Direction 1:
In the review below, what do the people of the Valley use to track the Condors' attempts to build industrial weaponry?
Direction 2:
Say whether each statement agrees with the review below, answering yes or no and quoting the words of the review that decide it. (a) Stone Telling's name as a child was North Owl. (b) Stone Telling decides at age twelve to live with her father. (c) Stone Telling flees the Condor city with her son.
Direction 3:
List every name the review below gives for the daughter of Willow and Terter Abhao.

I referred to it as a book rather than a novel because it is not a continuous narrative. About a fifth of the five-hundred-page book consists of the three-part first person story of Stone Telling, the daughter of Willow, a woman of the Valley, and Terter Abhao, a military leader of the people of the Condor—a patriarchal military society attempting to gain power through conquest, who had fathered Stone Telling (her name as a child was North Owl, as the people of the Valley change their names at significant junctures in their lives) while passing through the Valley on a reconnaissance mission. Willow and Abhao are in love, and Abhoa is portrayed as a good man trapped in a bad society, but ultimately the two cannot really understand each other. Their relationship is a metaphor for the incompatibility of the Condor way with the ideals of the Kesh. And, in the end, the Condor people’s attempt to impose their will on the Valley and its environs is doomed to failure, just as it is implied that our society cannot last in the face of resource depletion, population growth, and social conflict.

Stone Telling’s own journey enriches the metaphor. Never quite fitting in with the Kesh due to her mixed parentage, she decides at age fifteen that she must really be a Condor woman, and decides to live with her father, who takes her to the Condor city after one of his excursions into the Valley. She regrets her rash decision, and living among the patriarchal people of the Condor, though she tries for years to adapt and even marries, is like experiencing a long-term illness, and ultimately she must flee with her daughter. But her story allows us to experience the Condor ways from a Kesh perspective, seeing it as a cruel and futile madness that their neighbors will never accept. The people of the Valley use an ancient computer network known as the City of Mind to track and ultimately thwart the Condors’ attempts to build industrial weaponry and bring the agrarian people of the Valley under their submission, though the people of the Condor are really brought down by their own lack of foresight. Abhao helps Stone Telling (now named Coming Home) to escape from the doomed Condor city, as she realizes where her home truly is.

Items:
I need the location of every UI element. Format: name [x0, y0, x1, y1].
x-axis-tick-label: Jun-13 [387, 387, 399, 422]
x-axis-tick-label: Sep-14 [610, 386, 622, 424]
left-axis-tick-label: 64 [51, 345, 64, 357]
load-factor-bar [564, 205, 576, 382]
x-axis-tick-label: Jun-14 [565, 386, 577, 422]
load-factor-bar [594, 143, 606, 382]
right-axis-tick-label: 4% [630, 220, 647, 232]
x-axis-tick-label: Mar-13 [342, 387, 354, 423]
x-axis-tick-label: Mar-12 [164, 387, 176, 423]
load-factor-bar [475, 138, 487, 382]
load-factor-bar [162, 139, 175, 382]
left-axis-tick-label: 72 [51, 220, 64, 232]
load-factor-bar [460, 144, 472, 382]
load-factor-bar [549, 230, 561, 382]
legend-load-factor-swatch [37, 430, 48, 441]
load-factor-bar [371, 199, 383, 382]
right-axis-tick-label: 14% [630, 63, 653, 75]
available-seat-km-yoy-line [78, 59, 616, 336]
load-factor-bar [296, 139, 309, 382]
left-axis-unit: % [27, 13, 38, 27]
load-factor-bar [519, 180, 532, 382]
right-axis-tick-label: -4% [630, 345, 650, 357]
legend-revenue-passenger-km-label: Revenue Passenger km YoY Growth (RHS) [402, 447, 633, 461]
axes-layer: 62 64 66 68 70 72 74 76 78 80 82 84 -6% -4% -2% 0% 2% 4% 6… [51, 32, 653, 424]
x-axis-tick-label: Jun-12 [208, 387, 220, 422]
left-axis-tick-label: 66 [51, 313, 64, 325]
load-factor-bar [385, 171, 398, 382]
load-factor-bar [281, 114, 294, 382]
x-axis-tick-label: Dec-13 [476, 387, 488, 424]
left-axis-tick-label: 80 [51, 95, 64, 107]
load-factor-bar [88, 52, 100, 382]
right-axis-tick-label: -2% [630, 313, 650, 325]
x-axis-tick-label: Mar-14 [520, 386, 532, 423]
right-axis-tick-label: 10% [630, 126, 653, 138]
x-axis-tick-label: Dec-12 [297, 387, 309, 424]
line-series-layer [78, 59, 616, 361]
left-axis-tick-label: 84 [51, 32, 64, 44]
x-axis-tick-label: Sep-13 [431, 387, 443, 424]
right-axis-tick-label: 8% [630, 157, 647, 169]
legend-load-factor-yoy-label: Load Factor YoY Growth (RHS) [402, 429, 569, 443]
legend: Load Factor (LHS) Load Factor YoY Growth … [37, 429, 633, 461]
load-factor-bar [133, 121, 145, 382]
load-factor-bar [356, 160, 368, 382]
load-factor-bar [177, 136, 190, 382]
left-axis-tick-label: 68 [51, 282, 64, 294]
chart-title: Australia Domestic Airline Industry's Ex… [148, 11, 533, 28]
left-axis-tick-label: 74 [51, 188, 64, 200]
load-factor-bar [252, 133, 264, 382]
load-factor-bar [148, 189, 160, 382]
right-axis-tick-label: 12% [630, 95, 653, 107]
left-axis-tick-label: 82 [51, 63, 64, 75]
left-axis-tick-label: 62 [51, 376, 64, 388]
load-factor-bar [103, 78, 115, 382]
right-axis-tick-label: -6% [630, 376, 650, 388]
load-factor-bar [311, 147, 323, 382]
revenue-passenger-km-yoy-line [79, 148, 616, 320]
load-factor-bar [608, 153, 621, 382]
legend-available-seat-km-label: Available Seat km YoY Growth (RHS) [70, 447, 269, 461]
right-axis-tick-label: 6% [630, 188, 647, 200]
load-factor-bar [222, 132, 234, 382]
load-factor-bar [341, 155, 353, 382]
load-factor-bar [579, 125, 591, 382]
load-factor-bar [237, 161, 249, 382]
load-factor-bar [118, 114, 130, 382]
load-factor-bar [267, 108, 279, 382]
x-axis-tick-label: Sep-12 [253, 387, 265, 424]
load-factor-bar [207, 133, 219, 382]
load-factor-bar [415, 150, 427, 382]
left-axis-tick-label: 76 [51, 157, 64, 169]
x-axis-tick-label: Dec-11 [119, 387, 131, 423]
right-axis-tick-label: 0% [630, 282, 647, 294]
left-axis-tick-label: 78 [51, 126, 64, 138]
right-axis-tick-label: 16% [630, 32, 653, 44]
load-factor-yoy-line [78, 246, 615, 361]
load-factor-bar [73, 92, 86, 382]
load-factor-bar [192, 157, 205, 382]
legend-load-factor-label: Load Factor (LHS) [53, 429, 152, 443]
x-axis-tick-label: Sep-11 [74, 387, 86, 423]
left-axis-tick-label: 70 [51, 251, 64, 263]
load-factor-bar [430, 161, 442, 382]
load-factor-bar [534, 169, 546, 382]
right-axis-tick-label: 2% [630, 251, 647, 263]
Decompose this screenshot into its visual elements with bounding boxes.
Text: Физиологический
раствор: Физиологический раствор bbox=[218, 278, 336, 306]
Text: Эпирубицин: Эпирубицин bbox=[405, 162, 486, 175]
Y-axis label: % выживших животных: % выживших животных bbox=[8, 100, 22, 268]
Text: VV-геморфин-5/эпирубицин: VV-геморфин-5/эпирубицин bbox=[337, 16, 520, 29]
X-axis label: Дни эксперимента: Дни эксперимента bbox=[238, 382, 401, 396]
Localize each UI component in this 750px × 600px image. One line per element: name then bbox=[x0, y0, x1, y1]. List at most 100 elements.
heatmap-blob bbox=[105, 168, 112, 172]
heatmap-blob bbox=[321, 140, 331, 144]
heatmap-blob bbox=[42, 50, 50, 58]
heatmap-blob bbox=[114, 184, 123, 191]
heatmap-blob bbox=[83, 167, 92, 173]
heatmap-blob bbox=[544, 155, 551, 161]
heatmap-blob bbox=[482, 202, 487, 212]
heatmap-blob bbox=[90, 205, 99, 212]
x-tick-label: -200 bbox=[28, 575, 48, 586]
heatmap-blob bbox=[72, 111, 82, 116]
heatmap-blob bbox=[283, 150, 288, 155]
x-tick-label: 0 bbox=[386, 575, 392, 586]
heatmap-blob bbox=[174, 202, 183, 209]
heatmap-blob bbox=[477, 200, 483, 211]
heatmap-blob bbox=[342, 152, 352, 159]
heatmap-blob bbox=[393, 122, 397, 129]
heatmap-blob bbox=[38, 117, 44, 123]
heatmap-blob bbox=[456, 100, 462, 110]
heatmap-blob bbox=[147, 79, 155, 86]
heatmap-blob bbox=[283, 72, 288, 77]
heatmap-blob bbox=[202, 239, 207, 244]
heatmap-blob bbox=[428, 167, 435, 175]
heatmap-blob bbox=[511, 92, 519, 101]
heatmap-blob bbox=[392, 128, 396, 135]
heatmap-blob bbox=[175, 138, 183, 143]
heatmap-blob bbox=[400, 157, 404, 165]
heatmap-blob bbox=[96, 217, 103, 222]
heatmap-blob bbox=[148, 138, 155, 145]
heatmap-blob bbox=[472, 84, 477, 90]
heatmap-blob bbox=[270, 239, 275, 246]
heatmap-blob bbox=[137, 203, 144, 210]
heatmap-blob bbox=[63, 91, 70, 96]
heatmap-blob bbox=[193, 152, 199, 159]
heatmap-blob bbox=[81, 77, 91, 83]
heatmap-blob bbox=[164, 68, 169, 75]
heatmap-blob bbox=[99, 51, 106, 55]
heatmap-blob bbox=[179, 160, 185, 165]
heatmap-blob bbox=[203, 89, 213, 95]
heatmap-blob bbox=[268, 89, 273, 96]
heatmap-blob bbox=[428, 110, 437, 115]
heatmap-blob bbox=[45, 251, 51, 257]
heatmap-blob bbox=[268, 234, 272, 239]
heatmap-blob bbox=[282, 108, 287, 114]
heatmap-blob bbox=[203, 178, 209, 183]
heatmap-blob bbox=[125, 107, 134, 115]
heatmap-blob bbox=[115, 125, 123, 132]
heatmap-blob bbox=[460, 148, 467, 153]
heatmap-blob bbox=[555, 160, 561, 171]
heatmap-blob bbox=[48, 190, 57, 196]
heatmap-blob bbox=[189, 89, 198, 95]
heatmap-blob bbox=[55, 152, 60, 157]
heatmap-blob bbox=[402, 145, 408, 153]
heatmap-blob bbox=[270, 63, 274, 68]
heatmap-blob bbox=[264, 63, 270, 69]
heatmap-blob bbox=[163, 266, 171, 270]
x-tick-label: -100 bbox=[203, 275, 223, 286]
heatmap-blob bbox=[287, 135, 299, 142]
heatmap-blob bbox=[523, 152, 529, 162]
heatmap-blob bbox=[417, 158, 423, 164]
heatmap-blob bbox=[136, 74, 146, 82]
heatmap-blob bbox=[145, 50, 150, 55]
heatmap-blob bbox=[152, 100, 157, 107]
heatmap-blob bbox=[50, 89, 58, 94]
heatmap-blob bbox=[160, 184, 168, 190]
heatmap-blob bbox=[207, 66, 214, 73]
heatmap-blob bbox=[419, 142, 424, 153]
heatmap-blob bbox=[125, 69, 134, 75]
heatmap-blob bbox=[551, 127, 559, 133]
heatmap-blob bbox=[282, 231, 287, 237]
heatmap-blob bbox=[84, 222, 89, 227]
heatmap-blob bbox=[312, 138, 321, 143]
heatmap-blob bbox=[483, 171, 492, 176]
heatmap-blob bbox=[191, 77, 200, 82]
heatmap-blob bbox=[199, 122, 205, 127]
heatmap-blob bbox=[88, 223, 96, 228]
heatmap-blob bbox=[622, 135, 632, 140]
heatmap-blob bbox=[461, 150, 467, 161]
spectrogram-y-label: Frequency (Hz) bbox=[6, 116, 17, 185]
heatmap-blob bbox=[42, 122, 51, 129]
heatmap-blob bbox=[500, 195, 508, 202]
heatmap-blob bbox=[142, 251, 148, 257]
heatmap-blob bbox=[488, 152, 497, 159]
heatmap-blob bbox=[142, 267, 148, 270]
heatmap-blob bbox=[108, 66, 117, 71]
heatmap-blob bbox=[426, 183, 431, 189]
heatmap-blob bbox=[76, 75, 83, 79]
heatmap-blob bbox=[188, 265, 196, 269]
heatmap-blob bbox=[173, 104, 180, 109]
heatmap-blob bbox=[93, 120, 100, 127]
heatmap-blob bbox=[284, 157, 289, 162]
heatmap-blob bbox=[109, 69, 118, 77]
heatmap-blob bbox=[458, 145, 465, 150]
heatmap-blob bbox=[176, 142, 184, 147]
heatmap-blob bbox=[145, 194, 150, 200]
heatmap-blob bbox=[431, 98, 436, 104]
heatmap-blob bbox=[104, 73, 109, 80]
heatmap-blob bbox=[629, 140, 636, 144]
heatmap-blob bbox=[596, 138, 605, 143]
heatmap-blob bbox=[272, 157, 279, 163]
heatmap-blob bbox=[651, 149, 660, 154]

Correct result 1:
An ancient computer network known as the City of Mind.

Correct result 2:
(a) Yes: "her name as a child was North Owl"
(b) No: "she decides at age fifteen that she must really be a Condor woman"
(c) No: "ultimately she must flee with her daughter"

Correct result 3:
Stone Telling; North Owl; Coming Home